The problem — Look over the lines below. Report each one that includes the string "JSON".

Data listing:

--*--

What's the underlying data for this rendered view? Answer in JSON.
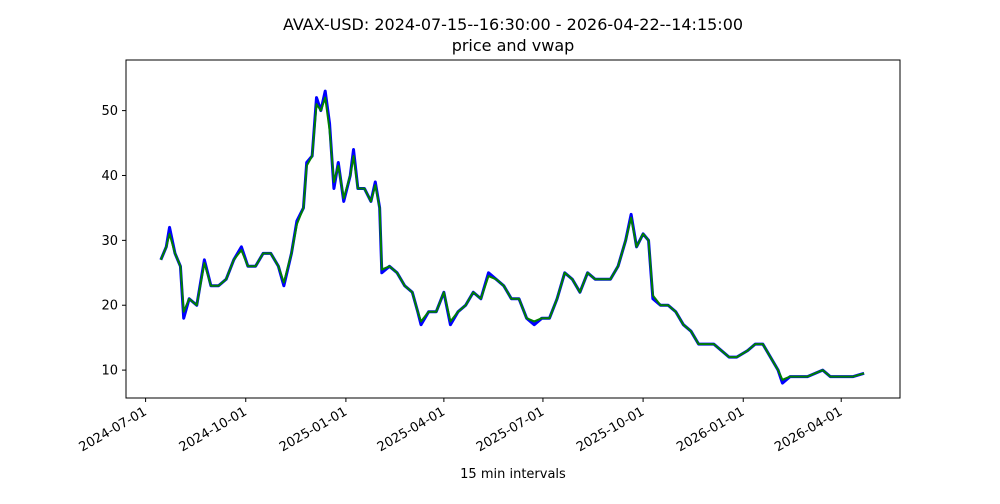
{
  "chart_data": {
    "type": "line",
    "title": "AVAX-USD: 2024-07-15--16:30:00 - 2026-04-22--14:15:00",
    "subtitle": "price and vwap",
    "x_label": "15 min intervals",
    "x": [
      "2024-07-15",
      "2024-07-20",
      "2024-07-23",
      "2024-07-28",
      "2024-08-02",
      "2024-08-05",
      "2024-08-10",
      "2024-08-17",
      "2024-08-24",
      "2024-08-30",
      "2024-09-06",
      "2024-09-13",
      "2024-09-20",
      "2024-09-27",
      "2024-10-03",
      "2024-10-10",
      "2024-10-17",
      "2024-10-24",
      "2024-10-31",
      "2024-11-05",
      "2024-11-12",
      "2024-11-17",
      "2024-11-23",
      "2024-11-26",
      "2024-12-01",
      "2024-12-05",
      "2024-12-09",
      "2024-12-13",
      "2024-12-17",
      "2024-12-21",
      "2024-12-25",
      "2024-12-30",
      "2025-01-05",
      "2025-01-08",
      "2025-01-12",
      "2025-01-18",
      "2025-01-24",
      "2025-01-28",
      "2025-02-01",
      "2025-02-03",
      "2025-02-10",
      "2025-02-17",
      "2025-02-24",
      "2025-03-03",
      "2025-03-08",
      "2025-03-11",
      "2025-03-18",
      "2025-03-25",
      "2025-04-01",
      "2025-04-07",
      "2025-04-14",
      "2025-04-21",
      "2025-04-28",
      "2025-05-05",
      "2025-05-12",
      "2025-05-19",
      "2025-05-26",
      "2025-06-02",
      "2025-06-09",
      "2025-06-16",
      "2025-06-23",
      "2025-06-30",
      "2025-07-07",
      "2025-07-14",
      "2025-07-21",
      "2025-07-28",
      "2025-08-04",
      "2025-08-11",
      "2025-08-18",
      "2025-08-25",
      "2025-09-01",
      "2025-09-08",
      "2025-09-15",
      "2025-09-20",
      "2025-09-25",
      "2025-10-01",
      "2025-10-06",
      "2025-10-10",
      "2025-10-17",
      "2025-10-24",
      "2025-10-31",
      "2025-11-07",
      "2025-11-14",
      "2025-11-21",
      "2025-11-28",
      "2025-12-05",
      "2025-12-12",
      "2025-12-19",
      "2025-12-26",
      "2026-01-05",
      "2026-01-12",
      "2026-01-19",
      "2026-01-26",
      "2026-02-02",
      "2026-02-06",
      "2026-02-13",
      "2026-02-20",
      "2026-03-01",
      "2026-03-08",
      "2026-03-15",
      "2026-03-22",
      "2026-03-29",
      "2026-04-05",
      "2026-04-12",
      "2026-04-22"
    ],
    "series": [
      {
        "color": "#0000ff",
        "values": [
          27,
          29,
          32,
          28,
          26,
          18,
          21,
          20,
          27,
          23,
          23,
          24,
          27,
          29,
          26,
          26,
          28,
          28,
          26,
          23,
          28,
          33,
          35,
          42,
          43,
          52,
          50,
          53,
          48,
          38,
          42,
          36,
          40,
          44,
          38,
          38,
          36,
          39,
          35,
          25,
          26,
          25,
          23,
          22,
          19,
          17,
          19,
          19,
          22,
          17,
          19,
          20,
          22,
          21,
          25,
          24,
          23,
          21,
          21,
          18,
          17,
          18,
          18,
          21,
          25,
          24,
          22,
          25,
          24,
          24,
          24,
          26,
          30,
          34,
          29,
          31,
          30,
          21,
          20,
          20,
          19,
          17,
          16,
          14,
          14,
          14,
          13,
          12,
          12,
          13,
          14,
          14,
          12,
          10,
          8,
          9,
          9,
          9,
          9.5,
          10,
          9,
          9,
          9,
          9,
          9.5
        ]
      },
      {
        "color": "#008000",
        "values": [
          27,
          29,
          31,
          28,
          26,
          19,
          21,
          20,
          26.5,
          23,
          23,
          24,
          27,
          28.5,
          26,
          26,
          28,
          28,
          26,
          23.5,
          28,
          32.5,
          35,
          41.5,
          43,
          51,
          50,
          52,
          47,
          39,
          41.5,
          36.5,
          40,
          43,
          38,
          38,
          36,
          38.5,
          35,
          25.5,
          26,
          25,
          23,
          22,
          19,
          17.5,
          19,
          19,
          22,
          17.5,
          19,
          20,
          22,
          21,
          24.5,
          24,
          23,
          21,
          21,
          18,
          17.5,
          18,
          18,
          21,
          25,
          24,
          22,
          25,
          24,
          24,
          24,
          26,
          30,
          33.5,
          29,
          31,
          30,
          21.5,
          20,
          20,
          19,
          17,
          16,
          14,
          14,
          14,
          13,
          12,
          12,
          13,
          14,
          14,
          12,
          10,
          8.5,
          9,
          9,
          9,
          9.5,
          10,
          9,
          9,
          9,
          9,
          9.5
        ]
      }
    ],
    "xlim": [
      "2024-06-13",
      "2026-05-25"
    ],
    "xticks": [
      "2024-07-01",
      "2024-10-01",
      "2025-01-01",
      "2025-04-01",
      "2025-07-01",
      "2025-10-01",
      "2026-01-01",
      "2026-04-01"
    ],
    "ylim": [
      5.7,
      57.8
    ],
    "yticks": [
      10,
      20,
      30,
      40,
      50
    ],
    "grid": false
  }
}
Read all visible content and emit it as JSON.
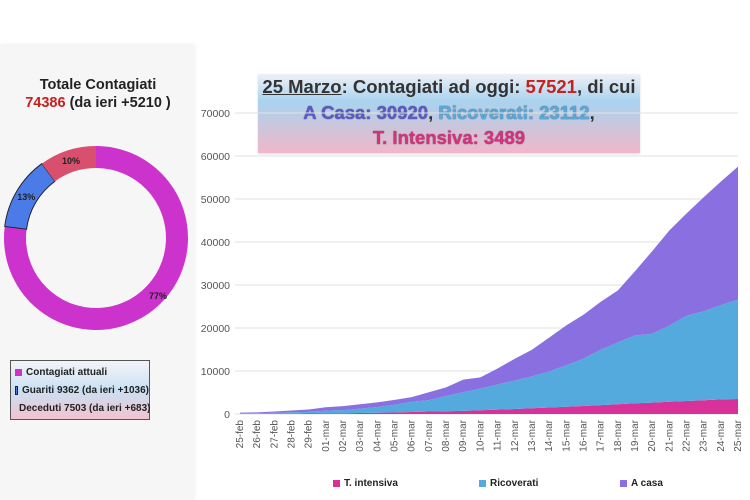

--*--

Reply —
What's the underlying data for this rendered view? Answer in JSON.
Read all visible content and emit it as JSON.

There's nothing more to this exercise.